What you are asked to do
Check every line of the entries that follow, and copy the ones containing "active".

Information provided
++++++++++
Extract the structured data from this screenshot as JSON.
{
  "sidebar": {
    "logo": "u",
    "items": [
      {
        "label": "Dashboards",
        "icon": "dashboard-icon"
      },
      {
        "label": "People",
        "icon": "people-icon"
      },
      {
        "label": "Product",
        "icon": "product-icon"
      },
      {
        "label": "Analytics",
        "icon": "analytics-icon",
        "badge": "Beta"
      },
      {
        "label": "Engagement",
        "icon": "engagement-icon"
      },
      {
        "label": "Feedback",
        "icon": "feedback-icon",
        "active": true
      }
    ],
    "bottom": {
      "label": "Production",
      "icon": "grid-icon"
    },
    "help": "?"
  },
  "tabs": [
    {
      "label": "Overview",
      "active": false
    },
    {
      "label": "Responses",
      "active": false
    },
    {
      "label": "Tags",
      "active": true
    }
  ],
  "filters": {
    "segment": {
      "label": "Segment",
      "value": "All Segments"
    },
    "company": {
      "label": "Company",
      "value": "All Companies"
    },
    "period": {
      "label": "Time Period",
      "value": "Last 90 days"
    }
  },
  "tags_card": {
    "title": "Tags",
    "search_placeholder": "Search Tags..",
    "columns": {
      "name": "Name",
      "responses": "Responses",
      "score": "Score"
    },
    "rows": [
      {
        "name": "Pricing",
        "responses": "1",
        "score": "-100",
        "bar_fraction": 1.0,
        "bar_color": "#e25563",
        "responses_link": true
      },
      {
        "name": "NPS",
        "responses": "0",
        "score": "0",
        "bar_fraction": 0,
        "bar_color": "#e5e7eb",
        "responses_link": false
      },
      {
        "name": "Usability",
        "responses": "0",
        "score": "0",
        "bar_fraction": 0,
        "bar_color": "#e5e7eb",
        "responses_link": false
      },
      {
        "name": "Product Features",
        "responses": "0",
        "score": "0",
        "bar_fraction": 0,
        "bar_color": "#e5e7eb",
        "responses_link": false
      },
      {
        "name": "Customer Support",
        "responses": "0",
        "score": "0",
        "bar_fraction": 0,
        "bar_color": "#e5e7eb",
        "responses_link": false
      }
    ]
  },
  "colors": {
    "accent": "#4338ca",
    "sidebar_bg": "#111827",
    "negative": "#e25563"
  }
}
++++++++++
Correct answer
        "active": true
      "active": false
      "active": false
      "active": true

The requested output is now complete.